GIVEN PASSAGE START

Friday, November 2, 2012

Suicide

I was shocked and saddened to learn of the death of a friend/acquaintance from college.  We weren't close - we weren't even friends on a certain social networking site. I found out about his death through the alumni class notes (which should say a lot).  But at a small school with 1200 students, you pretty much know everyone, or know someone who knows them.  And we had friends in common.

I'm struck by two things.  First, I'm struck that he was really the last person (or one of the last people) I would have expected to suffer from severe depression and to take his own life*. 

So what does that say? Evidently just because you know someone's public persona (and you've debated philosophy with them once or twice) doesn't mean you know anything about their inner life - who they really are.

*Let me explain what I mean.  David Foster Wallace suffered from severe depression and wrote about it eloquently. I was saddened but not shocked by his death for that reason.  It may sound callous or crass to say, but that's my take.  When people suffer from a disease, it's not unexpected when you lose them to that disease.

So I return to - how much did I know anyone? The news had me wondering "WTF" all last week - I initially thought it was some sort of elaborate joke.

Second, I question my own perspective about my friends from college - many are all stuck in my mind permanently where we were fifteen years ago.  I've changed - a lot - but I keep expecting this nebulous "they" to remain just where they were. 

Sure, some people have gotten married (and divorced) and had kids - and I see lovely photos of their lives on fb. 

I don't know, this guy seemed so put together and successful.  I could have easily seen him running for office, a professor or successful businessman, just about anything.  Fifteen years ago, the future seemed wide open. 

Things change.  What the heck happened?

GIVEN PASSAGE END
DATASET START

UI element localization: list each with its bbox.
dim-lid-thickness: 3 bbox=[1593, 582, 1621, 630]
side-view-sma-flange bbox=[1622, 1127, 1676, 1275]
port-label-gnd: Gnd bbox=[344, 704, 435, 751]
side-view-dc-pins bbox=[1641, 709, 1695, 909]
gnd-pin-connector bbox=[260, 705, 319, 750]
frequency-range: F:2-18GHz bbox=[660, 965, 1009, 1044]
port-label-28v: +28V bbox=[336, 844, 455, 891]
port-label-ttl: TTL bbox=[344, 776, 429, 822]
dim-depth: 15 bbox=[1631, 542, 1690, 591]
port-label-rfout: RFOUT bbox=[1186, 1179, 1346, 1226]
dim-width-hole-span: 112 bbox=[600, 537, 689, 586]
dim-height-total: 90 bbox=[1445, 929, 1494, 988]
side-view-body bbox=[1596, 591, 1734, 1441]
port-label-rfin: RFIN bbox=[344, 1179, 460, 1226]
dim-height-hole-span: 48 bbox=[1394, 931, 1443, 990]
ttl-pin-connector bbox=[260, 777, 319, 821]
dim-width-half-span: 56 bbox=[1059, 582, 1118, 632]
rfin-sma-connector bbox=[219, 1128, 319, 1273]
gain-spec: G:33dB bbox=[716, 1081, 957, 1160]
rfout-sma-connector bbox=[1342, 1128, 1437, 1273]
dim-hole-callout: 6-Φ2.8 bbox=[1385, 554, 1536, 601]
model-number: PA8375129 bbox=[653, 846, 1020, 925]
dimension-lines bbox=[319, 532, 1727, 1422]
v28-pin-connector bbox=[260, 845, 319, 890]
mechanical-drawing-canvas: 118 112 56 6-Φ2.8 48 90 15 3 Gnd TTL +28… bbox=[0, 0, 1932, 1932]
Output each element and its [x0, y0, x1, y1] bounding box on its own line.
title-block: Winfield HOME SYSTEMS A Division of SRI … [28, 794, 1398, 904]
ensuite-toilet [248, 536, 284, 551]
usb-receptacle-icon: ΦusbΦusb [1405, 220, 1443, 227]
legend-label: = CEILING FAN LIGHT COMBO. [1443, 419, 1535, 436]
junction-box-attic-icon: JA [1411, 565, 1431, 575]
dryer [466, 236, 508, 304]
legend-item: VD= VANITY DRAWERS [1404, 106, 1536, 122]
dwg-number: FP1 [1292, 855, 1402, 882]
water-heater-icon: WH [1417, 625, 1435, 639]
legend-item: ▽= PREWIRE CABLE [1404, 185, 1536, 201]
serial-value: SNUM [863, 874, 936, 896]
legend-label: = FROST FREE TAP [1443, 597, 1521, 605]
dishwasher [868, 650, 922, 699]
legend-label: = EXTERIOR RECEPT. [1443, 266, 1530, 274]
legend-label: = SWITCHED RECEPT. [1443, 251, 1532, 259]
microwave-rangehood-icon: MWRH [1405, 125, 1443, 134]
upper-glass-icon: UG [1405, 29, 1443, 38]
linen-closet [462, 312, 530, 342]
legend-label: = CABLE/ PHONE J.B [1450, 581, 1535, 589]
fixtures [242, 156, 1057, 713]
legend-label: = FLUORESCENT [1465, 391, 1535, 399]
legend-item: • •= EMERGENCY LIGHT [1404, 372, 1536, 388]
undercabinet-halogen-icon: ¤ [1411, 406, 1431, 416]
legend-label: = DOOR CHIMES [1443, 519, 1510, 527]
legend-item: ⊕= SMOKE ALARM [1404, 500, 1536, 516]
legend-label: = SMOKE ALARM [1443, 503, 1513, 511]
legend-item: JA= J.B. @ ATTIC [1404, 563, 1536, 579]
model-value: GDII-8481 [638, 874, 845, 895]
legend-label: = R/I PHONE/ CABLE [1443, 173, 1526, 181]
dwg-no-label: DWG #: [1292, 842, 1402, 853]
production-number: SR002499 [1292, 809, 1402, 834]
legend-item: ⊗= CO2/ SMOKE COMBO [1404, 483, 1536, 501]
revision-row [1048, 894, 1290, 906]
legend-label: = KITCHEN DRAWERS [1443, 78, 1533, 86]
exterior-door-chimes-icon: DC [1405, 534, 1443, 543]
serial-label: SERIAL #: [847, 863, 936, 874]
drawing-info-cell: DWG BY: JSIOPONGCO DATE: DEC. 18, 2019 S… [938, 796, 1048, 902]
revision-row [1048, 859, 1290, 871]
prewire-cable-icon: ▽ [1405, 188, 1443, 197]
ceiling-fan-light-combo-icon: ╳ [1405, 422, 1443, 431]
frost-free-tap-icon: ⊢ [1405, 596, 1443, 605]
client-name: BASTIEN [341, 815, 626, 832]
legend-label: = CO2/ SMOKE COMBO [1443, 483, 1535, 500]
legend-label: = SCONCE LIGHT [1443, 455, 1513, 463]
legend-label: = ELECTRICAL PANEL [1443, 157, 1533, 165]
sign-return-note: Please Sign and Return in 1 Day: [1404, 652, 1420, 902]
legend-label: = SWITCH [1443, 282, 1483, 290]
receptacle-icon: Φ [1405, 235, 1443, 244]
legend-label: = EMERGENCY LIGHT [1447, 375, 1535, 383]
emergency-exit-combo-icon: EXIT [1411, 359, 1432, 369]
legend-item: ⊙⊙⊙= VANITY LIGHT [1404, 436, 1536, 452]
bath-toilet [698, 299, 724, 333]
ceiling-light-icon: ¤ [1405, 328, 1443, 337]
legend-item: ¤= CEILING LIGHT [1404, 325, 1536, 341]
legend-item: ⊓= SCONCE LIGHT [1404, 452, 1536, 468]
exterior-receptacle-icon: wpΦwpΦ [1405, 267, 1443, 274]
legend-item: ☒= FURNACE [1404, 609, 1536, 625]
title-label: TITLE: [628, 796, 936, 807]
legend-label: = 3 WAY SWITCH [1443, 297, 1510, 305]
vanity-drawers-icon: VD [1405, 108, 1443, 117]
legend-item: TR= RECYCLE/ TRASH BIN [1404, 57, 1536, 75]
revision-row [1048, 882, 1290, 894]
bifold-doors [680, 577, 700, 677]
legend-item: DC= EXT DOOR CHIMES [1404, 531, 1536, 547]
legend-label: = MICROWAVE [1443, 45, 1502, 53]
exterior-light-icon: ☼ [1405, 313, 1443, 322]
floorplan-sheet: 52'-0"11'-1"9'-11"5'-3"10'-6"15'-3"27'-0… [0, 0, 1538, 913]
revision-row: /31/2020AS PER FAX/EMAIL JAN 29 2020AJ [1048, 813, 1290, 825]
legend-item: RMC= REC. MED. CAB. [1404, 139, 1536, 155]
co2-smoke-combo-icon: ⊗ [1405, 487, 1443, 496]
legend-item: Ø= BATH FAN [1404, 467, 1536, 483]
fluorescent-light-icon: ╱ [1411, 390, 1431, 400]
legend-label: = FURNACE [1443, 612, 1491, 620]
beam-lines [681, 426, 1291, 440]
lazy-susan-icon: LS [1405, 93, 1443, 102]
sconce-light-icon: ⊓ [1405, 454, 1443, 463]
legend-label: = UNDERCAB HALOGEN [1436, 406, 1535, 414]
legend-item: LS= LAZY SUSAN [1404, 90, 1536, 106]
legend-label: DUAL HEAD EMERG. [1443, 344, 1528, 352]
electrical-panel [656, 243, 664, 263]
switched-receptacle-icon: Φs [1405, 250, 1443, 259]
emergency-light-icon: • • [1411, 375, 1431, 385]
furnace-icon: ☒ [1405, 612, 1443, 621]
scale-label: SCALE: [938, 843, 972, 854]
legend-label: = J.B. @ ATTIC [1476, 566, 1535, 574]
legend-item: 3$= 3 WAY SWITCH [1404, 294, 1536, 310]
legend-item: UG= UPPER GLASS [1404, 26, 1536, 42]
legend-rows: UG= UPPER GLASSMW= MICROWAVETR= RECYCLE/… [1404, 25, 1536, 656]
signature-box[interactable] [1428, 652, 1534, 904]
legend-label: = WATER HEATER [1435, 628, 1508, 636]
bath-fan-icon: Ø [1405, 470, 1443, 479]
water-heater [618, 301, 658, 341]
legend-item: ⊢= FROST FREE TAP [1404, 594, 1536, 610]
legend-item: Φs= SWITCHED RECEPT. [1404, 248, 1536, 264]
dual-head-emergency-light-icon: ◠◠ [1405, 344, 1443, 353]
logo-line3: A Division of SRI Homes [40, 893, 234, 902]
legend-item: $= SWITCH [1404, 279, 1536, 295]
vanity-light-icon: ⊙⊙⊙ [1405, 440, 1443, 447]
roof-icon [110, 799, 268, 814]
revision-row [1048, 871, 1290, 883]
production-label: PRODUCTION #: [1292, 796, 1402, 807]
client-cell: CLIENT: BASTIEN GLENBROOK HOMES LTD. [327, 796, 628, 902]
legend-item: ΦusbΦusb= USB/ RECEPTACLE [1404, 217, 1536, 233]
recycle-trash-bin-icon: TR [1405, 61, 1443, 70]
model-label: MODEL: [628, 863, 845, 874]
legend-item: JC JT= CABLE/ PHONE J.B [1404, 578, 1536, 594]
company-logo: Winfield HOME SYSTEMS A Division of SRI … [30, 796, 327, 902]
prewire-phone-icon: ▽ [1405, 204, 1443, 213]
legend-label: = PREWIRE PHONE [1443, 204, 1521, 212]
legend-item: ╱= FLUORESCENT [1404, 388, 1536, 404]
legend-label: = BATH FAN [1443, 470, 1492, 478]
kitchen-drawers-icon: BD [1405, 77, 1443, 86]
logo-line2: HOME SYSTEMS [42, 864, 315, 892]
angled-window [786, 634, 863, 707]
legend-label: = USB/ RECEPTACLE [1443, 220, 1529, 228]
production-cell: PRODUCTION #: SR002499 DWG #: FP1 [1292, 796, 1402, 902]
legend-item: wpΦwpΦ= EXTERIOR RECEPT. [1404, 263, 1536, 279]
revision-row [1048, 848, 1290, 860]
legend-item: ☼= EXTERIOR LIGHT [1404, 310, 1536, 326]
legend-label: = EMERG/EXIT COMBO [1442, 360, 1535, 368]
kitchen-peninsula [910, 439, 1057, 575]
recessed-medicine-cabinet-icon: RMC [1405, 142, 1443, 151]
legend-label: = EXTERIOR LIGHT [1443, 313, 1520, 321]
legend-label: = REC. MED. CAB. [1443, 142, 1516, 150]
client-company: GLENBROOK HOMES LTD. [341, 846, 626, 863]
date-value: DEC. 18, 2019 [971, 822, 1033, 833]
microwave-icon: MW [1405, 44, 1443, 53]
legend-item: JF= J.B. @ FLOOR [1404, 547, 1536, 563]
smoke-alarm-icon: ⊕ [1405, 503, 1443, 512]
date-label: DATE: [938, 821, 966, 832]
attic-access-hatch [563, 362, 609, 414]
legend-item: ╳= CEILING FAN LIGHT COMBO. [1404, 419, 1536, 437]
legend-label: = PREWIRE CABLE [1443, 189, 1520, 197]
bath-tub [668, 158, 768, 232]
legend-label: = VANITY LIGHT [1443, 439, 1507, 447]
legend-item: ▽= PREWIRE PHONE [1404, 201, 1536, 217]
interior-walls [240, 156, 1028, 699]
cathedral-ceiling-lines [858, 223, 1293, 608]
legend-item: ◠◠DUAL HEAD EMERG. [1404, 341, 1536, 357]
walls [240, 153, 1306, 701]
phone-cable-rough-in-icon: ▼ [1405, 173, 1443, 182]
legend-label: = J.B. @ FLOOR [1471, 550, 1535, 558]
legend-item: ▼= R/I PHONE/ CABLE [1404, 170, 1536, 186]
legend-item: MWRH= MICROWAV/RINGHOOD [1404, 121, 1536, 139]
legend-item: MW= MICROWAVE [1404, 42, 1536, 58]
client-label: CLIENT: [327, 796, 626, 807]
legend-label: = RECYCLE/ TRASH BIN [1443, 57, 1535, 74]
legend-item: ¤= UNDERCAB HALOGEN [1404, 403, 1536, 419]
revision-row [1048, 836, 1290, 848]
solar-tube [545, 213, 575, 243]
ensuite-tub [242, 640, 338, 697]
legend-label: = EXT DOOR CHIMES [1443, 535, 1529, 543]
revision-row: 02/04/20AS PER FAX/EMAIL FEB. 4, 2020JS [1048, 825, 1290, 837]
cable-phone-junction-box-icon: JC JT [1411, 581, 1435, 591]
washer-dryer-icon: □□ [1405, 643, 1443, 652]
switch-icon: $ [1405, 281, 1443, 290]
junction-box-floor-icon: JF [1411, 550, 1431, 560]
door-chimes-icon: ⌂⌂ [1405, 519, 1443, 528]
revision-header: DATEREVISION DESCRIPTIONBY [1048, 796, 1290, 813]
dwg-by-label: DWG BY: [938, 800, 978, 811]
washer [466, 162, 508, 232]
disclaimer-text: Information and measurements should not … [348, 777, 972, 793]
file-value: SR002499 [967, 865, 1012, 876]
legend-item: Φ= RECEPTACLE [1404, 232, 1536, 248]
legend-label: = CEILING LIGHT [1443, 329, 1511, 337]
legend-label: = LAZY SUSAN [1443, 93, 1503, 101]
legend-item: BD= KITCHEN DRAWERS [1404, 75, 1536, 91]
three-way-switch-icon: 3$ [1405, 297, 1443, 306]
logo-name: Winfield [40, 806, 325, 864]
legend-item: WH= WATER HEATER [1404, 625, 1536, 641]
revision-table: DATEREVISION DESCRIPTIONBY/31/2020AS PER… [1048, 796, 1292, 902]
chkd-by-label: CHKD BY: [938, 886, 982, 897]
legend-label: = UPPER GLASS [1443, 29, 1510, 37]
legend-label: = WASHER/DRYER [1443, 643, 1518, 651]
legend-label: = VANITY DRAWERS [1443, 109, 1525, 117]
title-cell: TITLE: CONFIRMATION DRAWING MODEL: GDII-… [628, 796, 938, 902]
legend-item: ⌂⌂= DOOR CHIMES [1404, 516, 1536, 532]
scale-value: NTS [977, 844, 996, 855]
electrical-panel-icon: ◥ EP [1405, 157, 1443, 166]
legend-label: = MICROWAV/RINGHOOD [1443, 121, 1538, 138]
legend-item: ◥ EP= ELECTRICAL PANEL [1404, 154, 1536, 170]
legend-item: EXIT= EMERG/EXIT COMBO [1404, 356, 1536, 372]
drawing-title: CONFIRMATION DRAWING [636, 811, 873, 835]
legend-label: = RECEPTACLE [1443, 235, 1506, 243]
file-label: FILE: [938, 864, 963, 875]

DATASET END

TASKS TO CARRY OUT -
#1 In the blog post on a college acquaintance's suicide, rewrite everything from "Second, I question" down to "seemed wide open.", substituting "pictures" for "photos".
#2 According to the blog post on a college acquaintance's suicide, how many students attended the writer's school?
#3 Go on with the blog post on a college acquaintance's suicide, picking up after its final sentence.

OUTPUTS BY TASK -
#1
Second, I question my own perspective about my friends from college - many are all stuck in my mind permanently where we were fifteen years ago.  I've changed - a lot - but I keep expecting this nebulous "they" to remain just where they were. 

Sure, some people have gotten married (and divorced) and had kids - and I see lovely pictures of their lives on fb. 

I don't know, this guy seemed so put together and successful.  I could have easily seen him running for office, a professor or successful businessman, just about anything.  Fifteen years ago, the future seemed wide open.

#2 1200 students

#3
My husband says I have to get used to this, the first set of friends dying from 18 -25, the second set after 35.  I don't think the losses will ever not be shocking.


Finally - suicide in itself makes people sad and uncomfortable - we've changed from the 1960s where it was taboo to discuss...But even today - it does seem taboo to discuss.

1 comment:

Freckle Face Girl said...

I was actually shocked that suicide was your topic because it was on my mind this week. Apparently, one of our little neighbor girls (in Jr. High) attempted suicide this week. At least that is my understanding. I am getting all of my information from Lexi who is friends with her little sister. The girl has been in the hospital for several days.

The saddest part about suicide is that the person who does it or wants to do it has no idea how many people will be horribly upset by their passing. I imagine that they are so overcome with depression and view life as never getting better. They don’t even know how many people care at least on some level. Once they are gone, even acquaintances are struck with grief.

On another note, I keep people in a bubble too. I noticed when I moved back here to Texas. I’ll run into someone I knew in high school & I still expect them have teenage attitudes, insecurities, and awkwardness. It is difficult to think of them as mature adults, unless I get to spend time talking to them and getting to know the new them. I wonder how many people keep me in that teenage bubble.